**WORK TO COMPLETE:**
From the entries below, extract every line that includes the word "color".

**TASK INPUTS:**
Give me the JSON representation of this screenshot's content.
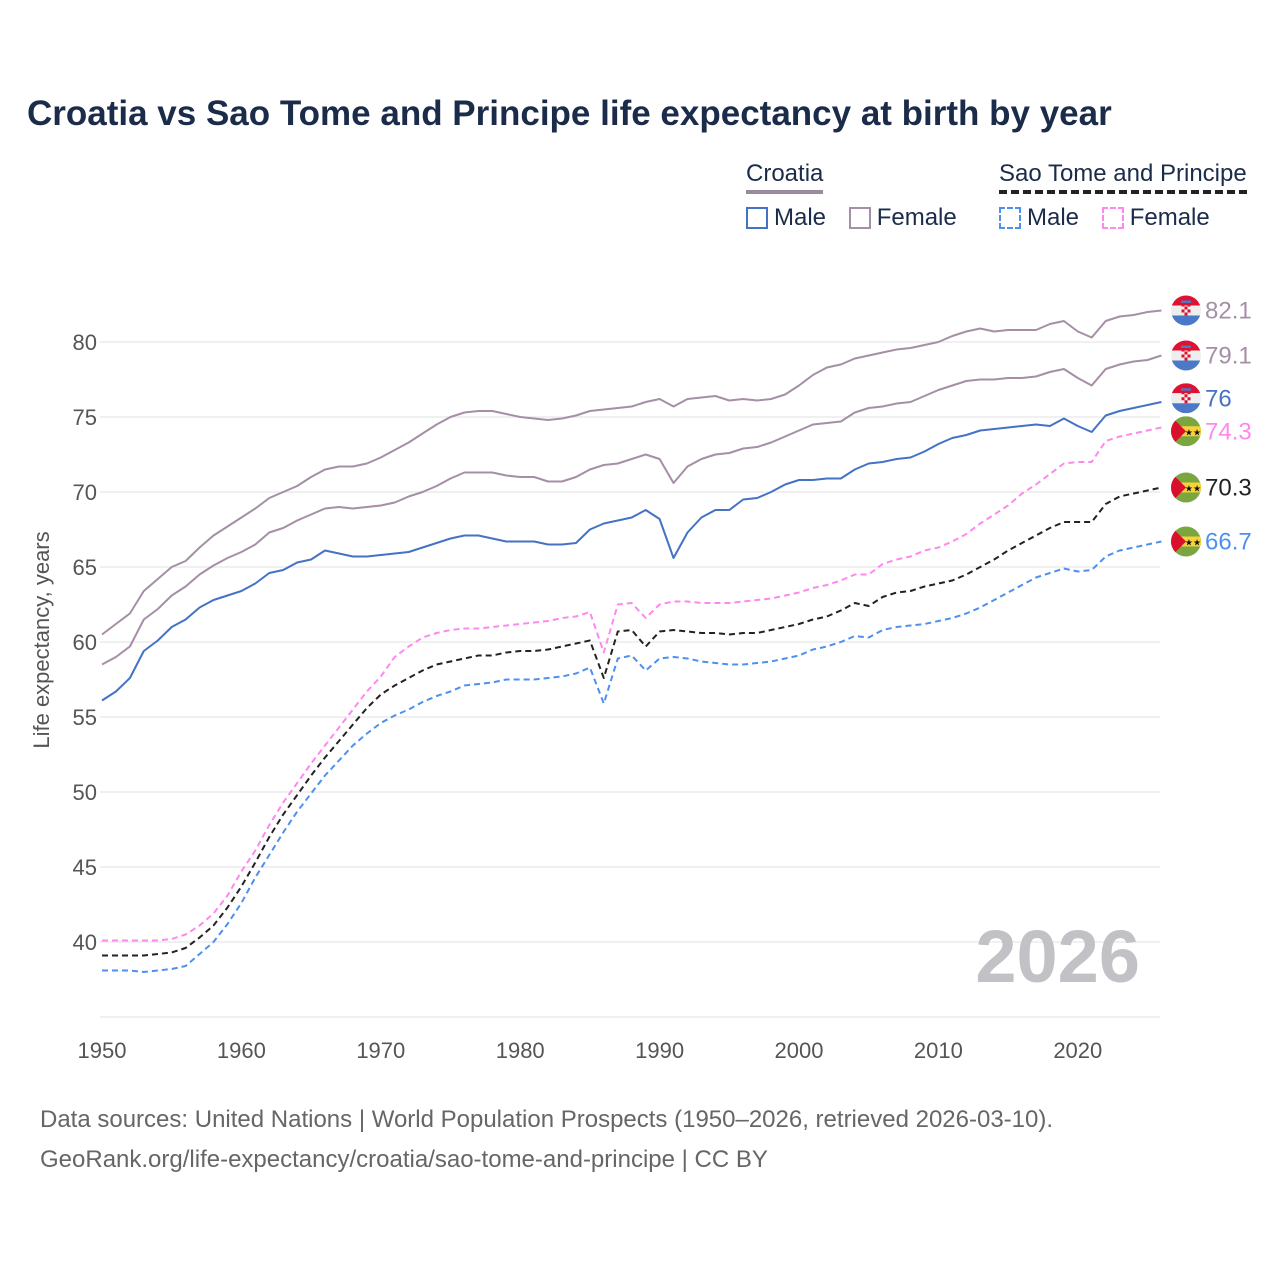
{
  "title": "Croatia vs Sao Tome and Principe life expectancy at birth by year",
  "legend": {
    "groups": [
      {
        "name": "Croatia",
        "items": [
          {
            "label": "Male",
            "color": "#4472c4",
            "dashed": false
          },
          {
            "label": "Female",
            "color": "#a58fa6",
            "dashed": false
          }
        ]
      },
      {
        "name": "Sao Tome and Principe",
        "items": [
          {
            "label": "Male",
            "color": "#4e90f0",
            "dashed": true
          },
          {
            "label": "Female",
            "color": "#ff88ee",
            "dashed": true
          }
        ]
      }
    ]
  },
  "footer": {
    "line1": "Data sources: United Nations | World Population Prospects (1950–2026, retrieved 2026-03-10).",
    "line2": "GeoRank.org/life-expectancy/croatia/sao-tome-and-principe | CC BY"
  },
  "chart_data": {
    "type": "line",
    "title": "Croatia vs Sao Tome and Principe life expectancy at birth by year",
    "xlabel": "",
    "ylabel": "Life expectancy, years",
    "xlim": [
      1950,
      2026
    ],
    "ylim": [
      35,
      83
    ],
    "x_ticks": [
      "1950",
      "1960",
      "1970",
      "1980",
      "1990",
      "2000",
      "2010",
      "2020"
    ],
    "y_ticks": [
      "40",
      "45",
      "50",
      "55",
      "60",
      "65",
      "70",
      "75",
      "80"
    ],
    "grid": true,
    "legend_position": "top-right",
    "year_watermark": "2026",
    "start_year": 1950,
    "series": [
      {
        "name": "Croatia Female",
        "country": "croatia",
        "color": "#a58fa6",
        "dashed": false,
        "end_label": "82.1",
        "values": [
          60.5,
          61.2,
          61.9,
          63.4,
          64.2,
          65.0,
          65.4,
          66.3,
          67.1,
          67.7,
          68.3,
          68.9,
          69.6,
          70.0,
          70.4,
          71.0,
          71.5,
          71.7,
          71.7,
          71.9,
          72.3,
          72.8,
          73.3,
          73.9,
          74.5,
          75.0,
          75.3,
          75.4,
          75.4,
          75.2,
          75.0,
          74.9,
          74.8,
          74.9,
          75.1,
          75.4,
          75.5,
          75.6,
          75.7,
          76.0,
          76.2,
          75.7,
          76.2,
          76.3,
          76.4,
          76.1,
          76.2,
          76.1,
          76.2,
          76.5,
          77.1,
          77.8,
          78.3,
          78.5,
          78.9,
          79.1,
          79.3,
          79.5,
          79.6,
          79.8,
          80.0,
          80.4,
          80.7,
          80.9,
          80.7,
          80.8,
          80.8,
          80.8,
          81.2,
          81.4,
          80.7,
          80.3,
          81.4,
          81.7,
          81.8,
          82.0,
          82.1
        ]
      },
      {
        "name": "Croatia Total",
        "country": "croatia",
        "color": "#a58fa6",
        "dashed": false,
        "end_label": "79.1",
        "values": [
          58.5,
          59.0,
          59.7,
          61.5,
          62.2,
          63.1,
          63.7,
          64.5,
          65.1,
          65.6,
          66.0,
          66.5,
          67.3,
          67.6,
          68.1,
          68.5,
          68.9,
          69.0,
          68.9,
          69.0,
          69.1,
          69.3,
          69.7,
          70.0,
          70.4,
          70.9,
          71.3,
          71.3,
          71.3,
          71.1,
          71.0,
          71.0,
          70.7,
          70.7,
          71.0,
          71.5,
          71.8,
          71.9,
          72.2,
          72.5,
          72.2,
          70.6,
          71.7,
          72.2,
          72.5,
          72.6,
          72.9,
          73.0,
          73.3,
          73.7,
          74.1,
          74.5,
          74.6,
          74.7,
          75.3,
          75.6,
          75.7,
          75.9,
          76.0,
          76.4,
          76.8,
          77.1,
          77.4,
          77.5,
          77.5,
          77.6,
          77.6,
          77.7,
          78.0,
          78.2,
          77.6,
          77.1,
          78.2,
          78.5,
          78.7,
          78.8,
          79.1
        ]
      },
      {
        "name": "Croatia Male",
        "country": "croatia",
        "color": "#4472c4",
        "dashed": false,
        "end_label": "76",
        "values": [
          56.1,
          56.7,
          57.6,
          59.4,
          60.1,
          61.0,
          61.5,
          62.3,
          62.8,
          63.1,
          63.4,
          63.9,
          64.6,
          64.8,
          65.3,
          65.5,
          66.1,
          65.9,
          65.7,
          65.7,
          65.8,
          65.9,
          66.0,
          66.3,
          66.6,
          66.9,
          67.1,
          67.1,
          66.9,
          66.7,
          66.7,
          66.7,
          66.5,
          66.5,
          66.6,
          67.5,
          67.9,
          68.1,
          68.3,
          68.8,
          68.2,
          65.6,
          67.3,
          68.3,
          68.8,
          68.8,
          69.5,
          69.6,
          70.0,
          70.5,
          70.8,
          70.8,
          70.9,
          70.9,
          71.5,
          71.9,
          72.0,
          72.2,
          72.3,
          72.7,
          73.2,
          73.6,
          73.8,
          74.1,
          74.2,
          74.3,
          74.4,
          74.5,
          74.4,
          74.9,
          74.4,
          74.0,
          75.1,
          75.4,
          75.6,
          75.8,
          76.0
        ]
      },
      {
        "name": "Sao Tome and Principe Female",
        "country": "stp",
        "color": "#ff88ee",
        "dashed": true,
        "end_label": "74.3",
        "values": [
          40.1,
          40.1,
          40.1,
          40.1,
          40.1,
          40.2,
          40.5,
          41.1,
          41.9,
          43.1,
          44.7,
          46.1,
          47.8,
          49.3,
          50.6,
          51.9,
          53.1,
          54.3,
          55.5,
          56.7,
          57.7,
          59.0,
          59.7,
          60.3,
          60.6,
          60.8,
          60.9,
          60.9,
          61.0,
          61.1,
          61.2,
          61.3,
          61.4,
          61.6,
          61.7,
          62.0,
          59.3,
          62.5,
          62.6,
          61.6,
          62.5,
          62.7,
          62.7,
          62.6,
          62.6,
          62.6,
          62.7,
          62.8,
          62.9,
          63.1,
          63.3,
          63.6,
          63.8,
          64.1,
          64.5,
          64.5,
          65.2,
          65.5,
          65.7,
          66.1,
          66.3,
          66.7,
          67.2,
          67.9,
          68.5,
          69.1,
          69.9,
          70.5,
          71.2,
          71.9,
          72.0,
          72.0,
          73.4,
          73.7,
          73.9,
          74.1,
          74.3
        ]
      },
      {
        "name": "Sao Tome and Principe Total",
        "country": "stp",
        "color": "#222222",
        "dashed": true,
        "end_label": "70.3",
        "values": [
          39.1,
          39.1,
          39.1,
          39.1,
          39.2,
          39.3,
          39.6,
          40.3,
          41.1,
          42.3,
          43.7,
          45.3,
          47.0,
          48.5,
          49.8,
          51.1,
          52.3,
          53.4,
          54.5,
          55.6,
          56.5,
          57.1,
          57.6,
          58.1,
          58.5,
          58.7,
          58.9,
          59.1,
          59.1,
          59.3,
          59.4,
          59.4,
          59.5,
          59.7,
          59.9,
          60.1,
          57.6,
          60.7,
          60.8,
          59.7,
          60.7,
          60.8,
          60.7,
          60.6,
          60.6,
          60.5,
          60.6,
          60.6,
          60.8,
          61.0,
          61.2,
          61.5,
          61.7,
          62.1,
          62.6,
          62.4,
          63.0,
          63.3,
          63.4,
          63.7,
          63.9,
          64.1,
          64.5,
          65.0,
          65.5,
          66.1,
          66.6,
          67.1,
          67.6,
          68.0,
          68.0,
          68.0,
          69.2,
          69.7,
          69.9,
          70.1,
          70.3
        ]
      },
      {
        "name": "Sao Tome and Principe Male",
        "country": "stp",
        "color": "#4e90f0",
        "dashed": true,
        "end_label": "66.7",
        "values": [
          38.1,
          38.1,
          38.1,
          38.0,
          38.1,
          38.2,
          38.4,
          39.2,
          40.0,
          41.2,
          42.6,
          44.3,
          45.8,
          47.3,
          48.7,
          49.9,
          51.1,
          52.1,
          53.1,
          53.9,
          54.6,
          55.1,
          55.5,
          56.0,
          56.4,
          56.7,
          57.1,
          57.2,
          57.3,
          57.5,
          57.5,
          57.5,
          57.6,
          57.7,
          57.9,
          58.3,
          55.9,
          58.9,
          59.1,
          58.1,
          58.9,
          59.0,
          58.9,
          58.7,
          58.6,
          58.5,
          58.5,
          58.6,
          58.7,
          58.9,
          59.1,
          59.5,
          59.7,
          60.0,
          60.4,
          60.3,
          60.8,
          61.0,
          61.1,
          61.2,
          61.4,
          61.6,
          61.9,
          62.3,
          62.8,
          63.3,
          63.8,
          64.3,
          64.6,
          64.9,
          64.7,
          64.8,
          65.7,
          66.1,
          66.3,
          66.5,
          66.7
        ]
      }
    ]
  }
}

**RESULT FOR THIS TASK:**
            "color": "#4472c4",
            "color": "#a58fa6",
            "color": "#4e90f0",
            "color": "#ff88ee",
        "color": "#a58fa6",
        "color": "#a58fa6",
        "color": "#4472c4",
        "color": "#ff88ee",
        "color": "#222222",
        "color": "#4e90f0",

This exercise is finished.